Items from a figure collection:
------------------------------------
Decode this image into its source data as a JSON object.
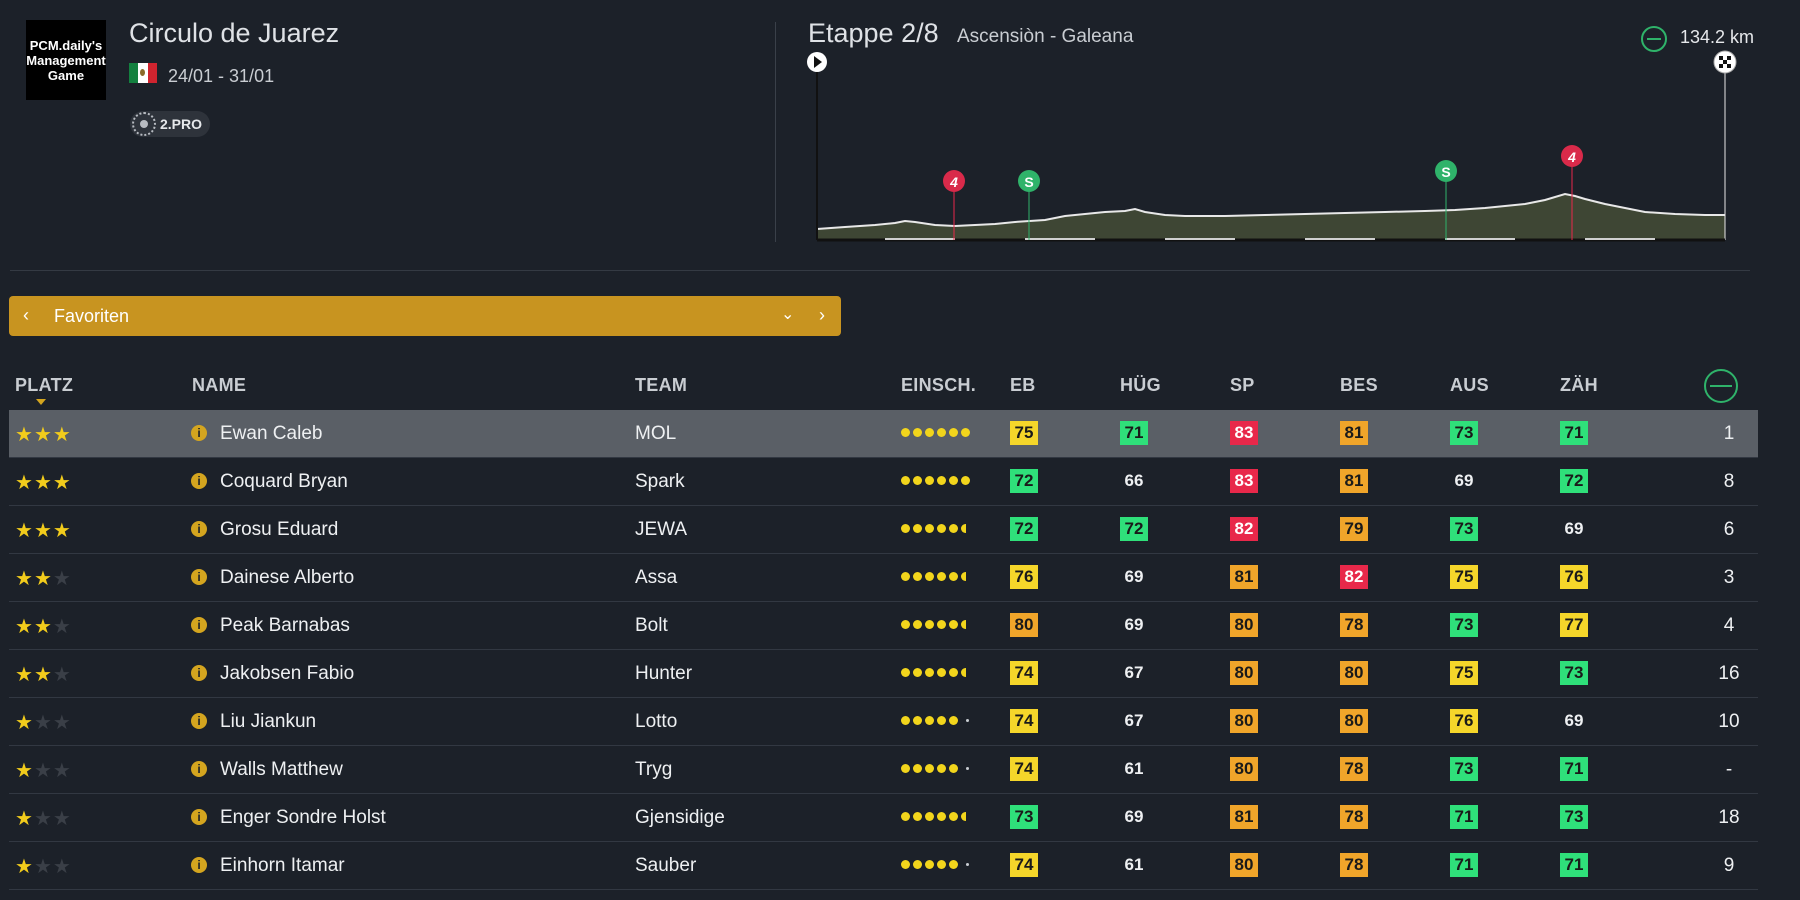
{
  "logo": {
    "lines": [
      "PCM.daily's",
      "Management",
      "Game"
    ]
  },
  "race": {
    "title": "Circulo de Juarez",
    "dates": "24/01 - 31/01",
    "category": "2.PRO"
  },
  "stage": {
    "title": "Etappe 2/8",
    "route": "Ascensiòn - Galeana",
    "distance": "134.2 km",
    "markers": [
      {
        "label": "4",
        "type": "climb"
      },
      {
        "label": "S",
        "type": "sprint"
      },
      {
        "label": "S",
        "type": "sprint"
      },
      {
        "label": "4",
        "type": "climb"
      }
    ]
  },
  "filter": {
    "label": "Favoriten",
    "prev": "‹",
    "next": "›",
    "chevron": "⌄"
  },
  "columns": {
    "platz": "PLATZ",
    "name": "NAME",
    "team": "TEAM",
    "einsch": "EINSCH.",
    "eb": "EB",
    "hug": "HÜG",
    "sp": "SP",
    "bes": "BES",
    "aus": "AUS",
    "zah": "ZÄH"
  },
  "colors": {
    "y": "#f5d62a",
    "o": "#f0a52a",
    "g": "#2fe07a",
    "r": "#e8284a",
    "accent": "#c89420"
  },
  "riders": [
    {
      "stars": 3,
      "name": "Ewan Caleb",
      "team": "MOL",
      "dots": "6",
      "stats": [
        [
          "75",
          "y"
        ],
        [
          "71",
          "g"
        ],
        [
          "83",
          "r"
        ],
        [
          "81",
          "o"
        ],
        [
          "73",
          "g"
        ],
        [
          "71",
          "g"
        ]
      ],
      "rank": "1"
    },
    {
      "stars": 3,
      "name": "Coquard Bryan",
      "team": "Spark",
      "dots": "6",
      "stats": [
        [
          "72",
          "g"
        ],
        [
          "66",
          "n"
        ],
        [
          "83",
          "r"
        ],
        [
          "81",
          "o"
        ],
        [
          "69",
          "n"
        ],
        [
          "72",
          "g"
        ]
      ],
      "rank": "8"
    },
    {
      "stars": 3,
      "name": "Grosu Eduard",
      "team": "JEWA",
      "dots": "5h",
      "stats": [
        [
          "72",
          "g"
        ],
        [
          "72",
          "g"
        ],
        [
          "82",
          "r"
        ],
        [
          "79",
          "o"
        ],
        [
          "73",
          "g"
        ],
        [
          "69",
          "n"
        ]
      ],
      "rank": "6"
    },
    {
      "stars": 2,
      "name": "Dainese Alberto",
      "team": "Assa",
      "dots": "5h",
      "stats": [
        [
          "76",
          "y"
        ],
        [
          "69",
          "n"
        ],
        [
          "81",
          "o"
        ],
        [
          "82",
          "r"
        ],
        [
          "75",
          "y"
        ],
        [
          "76",
          "y"
        ]
      ],
      "rank": "3"
    },
    {
      "stars": 2,
      "name": "Peak Barnabas",
      "team": "Bolt",
      "dots": "5h",
      "stats": [
        [
          "80",
          "o"
        ],
        [
          "69",
          "n"
        ],
        [
          "80",
          "o"
        ],
        [
          "78",
          "o"
        ],
        [
          "73",
          "g"
        ],
        [
          "77",
          "y"
        ]
      ],
      "rank": "4"
    },
    {
      "stars": 2,
      "name": "Jakobsen Fabio",
      "team": "Hunter",
      "dots": "5h",
      "stats": [
        [
          "74",
          "y"
        ],
        [
          "67",
          "n"
        ],
        [
          "80",
          "o"
        ],
        [
          "80",
          "o"
        ],
        [
          "75",
          "y"
        ],
        [
          "73",
          "g"
        ]
      ],
      "rank": "16"
    },
    {
      "stars": 1,
      "name": "Liu Jiankun",
      "team": "Lotto",
      "dots": "5t",
      "stats": [
        [
          "74",
          "y"
        ],
        [
          "67",
          "n"
        ],
        [
          "80",
          "o"
        ],
        [
          "80",
          "o"
        ],
        [
          "76",
          "y"
        ],
        [
          "69",
          "n"
        ]
      ],
      "rank": "10"
    },
    {
      "stars": 1,
      "name": "Walls Matthew",
      "team": "Tryg",
      "dots": "5t",
      "stats": [
        [
          "74",
          "y"
        ],
        [
          "61",
          "n"
        ],
        [
          "80",
          "o"
        ],
        [
          "78",
          "o"
        ],
        [
          "73",
          "g"
        ],
        [
          "71",
          "g"
        ]
      ],
      "rank": "-"
    },
    {
      "stars": 1,
      "name": "Enger Sondre Holst",
      "team": "Gjensidige",
      "dots": "5h",
      "stats": [
        [
          "73",
          "g"
        ],
        [
          "69",
          "n"
        ],
        [
          "81",
          "o"
        ],
        [
          "78",
          "o"
        ],
        [
          "71",
          "g"
        ],
        [
          "73",
          "g"
        ]
      ],
      "rank": "18"
    },
    {
      "stars": 1,
      "name": "Einhorn Itamar",
      "team": "Sauber",
      "dots": "5t",
      "stats": [
        [
          "74",
          "y"
        ],
        [
          "61",
          "n"
        ],
        [
          "80",
          "o"
        ],
        [
          "78",
          "o"
        ],
        [
          "71",
          "g"
        ],
        [
          "71",
          "g"
        ]
      ],
      "rank": "9"
    }
  ]
}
------------------------------------
EXERCISE DESCRIPTION:
Look through the material above and pick out each line holding the word "name".

ANSWER TO THE PROBLEM:
    "name": "NAME",
      "name": "Ewan Caleb",
      "name": "Coquard Bryan",
      "name": "Grosu Eduard",
      "name": "Dainese Alberto",
      "name": "Peak Barnabas",
      "name": "Jakobsen Fabio",
      "name": "Liu Jiankun",
      "name": "Walls Matthew",
      "name": "Enger Sondre Holst",
      "name": "Einhorn Itamar",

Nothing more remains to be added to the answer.